- GOAL OF THE EXERCISE: Retype all of the data. Every line must match exactly.

- PROVIDED ENTRIES:

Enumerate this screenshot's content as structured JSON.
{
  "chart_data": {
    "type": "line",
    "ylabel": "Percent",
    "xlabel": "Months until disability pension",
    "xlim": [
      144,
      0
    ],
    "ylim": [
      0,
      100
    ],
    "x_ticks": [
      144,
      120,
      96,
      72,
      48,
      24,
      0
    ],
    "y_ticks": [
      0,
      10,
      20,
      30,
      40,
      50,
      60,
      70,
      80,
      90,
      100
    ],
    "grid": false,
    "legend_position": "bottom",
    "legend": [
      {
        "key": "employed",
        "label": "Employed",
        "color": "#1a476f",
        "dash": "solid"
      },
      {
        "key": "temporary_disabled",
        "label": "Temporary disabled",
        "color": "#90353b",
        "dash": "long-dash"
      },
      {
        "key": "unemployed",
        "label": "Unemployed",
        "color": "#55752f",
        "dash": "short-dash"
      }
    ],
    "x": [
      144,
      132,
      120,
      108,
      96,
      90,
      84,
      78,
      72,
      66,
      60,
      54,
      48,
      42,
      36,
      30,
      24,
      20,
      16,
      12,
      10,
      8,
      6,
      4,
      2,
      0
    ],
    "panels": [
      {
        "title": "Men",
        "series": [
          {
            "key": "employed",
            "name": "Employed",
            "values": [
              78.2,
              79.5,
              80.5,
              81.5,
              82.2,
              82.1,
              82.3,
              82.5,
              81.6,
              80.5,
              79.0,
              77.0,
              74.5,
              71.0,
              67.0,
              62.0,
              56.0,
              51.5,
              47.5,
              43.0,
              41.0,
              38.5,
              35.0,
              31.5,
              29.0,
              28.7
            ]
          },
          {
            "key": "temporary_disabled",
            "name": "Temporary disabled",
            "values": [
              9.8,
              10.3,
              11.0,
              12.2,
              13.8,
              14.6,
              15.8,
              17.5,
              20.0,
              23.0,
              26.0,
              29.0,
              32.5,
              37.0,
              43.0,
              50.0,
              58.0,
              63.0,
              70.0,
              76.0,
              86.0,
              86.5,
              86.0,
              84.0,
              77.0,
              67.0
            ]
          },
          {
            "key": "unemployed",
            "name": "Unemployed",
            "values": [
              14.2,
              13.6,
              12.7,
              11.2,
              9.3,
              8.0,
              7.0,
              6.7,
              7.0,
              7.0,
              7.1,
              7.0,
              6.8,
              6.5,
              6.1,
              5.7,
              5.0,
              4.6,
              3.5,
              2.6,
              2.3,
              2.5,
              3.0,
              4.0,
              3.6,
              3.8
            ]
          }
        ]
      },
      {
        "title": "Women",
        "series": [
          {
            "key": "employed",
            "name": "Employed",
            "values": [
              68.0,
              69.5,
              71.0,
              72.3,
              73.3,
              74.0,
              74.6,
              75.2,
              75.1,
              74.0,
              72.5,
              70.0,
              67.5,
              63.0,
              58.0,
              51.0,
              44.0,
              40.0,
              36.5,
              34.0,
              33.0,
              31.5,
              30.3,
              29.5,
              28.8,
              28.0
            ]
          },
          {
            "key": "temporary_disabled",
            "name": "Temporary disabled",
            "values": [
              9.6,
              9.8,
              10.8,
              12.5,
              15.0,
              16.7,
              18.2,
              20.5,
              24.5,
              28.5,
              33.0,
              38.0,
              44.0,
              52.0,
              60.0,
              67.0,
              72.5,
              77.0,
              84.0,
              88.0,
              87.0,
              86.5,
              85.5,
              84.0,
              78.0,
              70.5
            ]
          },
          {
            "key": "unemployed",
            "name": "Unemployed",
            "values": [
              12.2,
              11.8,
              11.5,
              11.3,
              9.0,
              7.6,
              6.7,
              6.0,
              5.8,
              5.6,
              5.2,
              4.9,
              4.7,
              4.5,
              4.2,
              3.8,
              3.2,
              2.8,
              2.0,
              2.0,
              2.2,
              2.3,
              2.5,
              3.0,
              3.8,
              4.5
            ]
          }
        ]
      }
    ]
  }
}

- RESULT OF THE EXERCISE:
Enumerate this screenshot's content as structured JSON.
{
  "chart_data": {
    "type": "line",
    "ylabel": "Percent",
    "xlabel": "Months until disability pension",
    "xlim": [
      144,
      0
    ],
    "ylim": [
      0,
      100
    ],
    "x_ticks": [
      144,
      120,
      96,
      72,
      48,
      24,
      0
    ],
    "y_ticks": [
      0,
      10,
      20,
      30,
      40,
      50,
      60,
      70,
      80,
      90,
      100
    ],
    "grid": false,
    "legend_position": "bottom",
    "legend": [
      {
        "key": "employed",
        "label": "Employed",
        "color": "#1a476f",
        "dash": "solid"
      },
      {
        "key": "temporary_disabled",
        "label": "Temporary disabled",
        "color": "#90353b",
        "dash": "long-dash"
      },
      {
        "key": "unemployed",
        "label": "Unemployed",
        "color": "#55752f",
        "dash": "short-dash"
      }
    ],
    "x": [
      144,
      132,
      120,
      108,
      96,
      90,
      84,
      78,
      72,
      66,
      60,
      54,
      48,
      42,
      36,
      30,
      24,
      20,
      16,
      12,
      10,
      8,
      6,
      4,
      2,
      0
    ],
    "panels": [
      {
        "title": "Men",
        "series": [
          {
            "key": "employed",
            "name": "Employed",
            "values": [
              78.2,
              79.5,
              80.5,
              81.5,
              82.2,
              82.1,
              82.3,
              82.5,
              81.6,
              80.5,
              79.0,
              77.0,
              74.5,
              71.0,
              67.0,
              62.0,
              56.0,
              51.5,
              47.5,
              43.0,
              41.0,
              38.5,
              35.0,
              31.5,
              29.0,
              28.7
            ]
          },
          {
            "key": "temporary_disabled",
            "name": "Temporary disabled",
            "values": [
              9.8,
              10.3,
              11.0,
              12.2,
              13.8,
              14.6,
              15.8,
              17.5,
              20.0,
              23.0,
              26.0,
              29.0,
              32.5,
              37.0,
              43.0,
              50.0,
              58.0,
              63.0,
              70.0,
              76.0,
              86.0,
              86.5,
              86.0,
              84.0,
              77.0,
              67.0
            ]
          },
          {
            "key": "unemployed",
            "name": "Unemployed",
            "values": [
              14.2,
              13.6,
              12.7,
              11.2,
              9.3,
              8.0,
              7.0,
              6.7,
              7.0,
              7.0,
              7.1,
              7.0,
              6.8,
              6.5,
              6.1,
              5.7,
              5.0,
              4.6,
              3.5,
              2.6,
              2.3,
              2.5,
              3.0,
              4.0,
              3.6,
              3.8
            ]
          }
        ]
      },
      {
        "title": "Women",
        "series": [
          {
            "key": "employed",
            "name": "Employed",
            "values": [
              68.0,
              69.5,
              71.0,
              72.3,
              73.3,
              74.0,
              74.6,
              75.2,
              75.1,
              74.0,
              72.5,
              70.0,
              67.5,
              63.0,
              58.0,
              51.0,
              44.0,
              40.0,
              36.5,
              34.0,
              33.0,
              31.5,
              30.3,
              29.5,
              28.8,
              28.0
            ]
          },
          {
            "key": "temporary_disabled",
            "name": "Temporary disabled",
            "values": [
              9.6,
              9.8,
              10.8,
              12.5,
              15.0,
              16.7,
              18.2,
              20.5,
              24.5,
              28.5,
              33.0,
              38.0,
              44.0,
              52.0,
              60.0,
              67.0,
              72.5,
              77.0,
              84.0,
              88.0,
              87.0,
              86.5,
              85.5,
              84.0,
              78.0,
              70.5
            ]
          },
          {
            "key": "unemployed",
            "name": "Unemployed",
            "values": [
              12.2,
              11.8,
              11.5,
              11.3,
              9.0,
              7.6,
              6.7,
              6.0,
              5.8,
              5.6,
              5.2,
              4.9,
              4.7,
              4.5,
              4.2,
              3.8,
              3.2,
              2.8,
              2.0,
              2.0,
              2.2,
              2.3,
              2.5,
              3.0,
              3.8,
              4.5
            ]
          }
        ]
      }
    ]
  }
}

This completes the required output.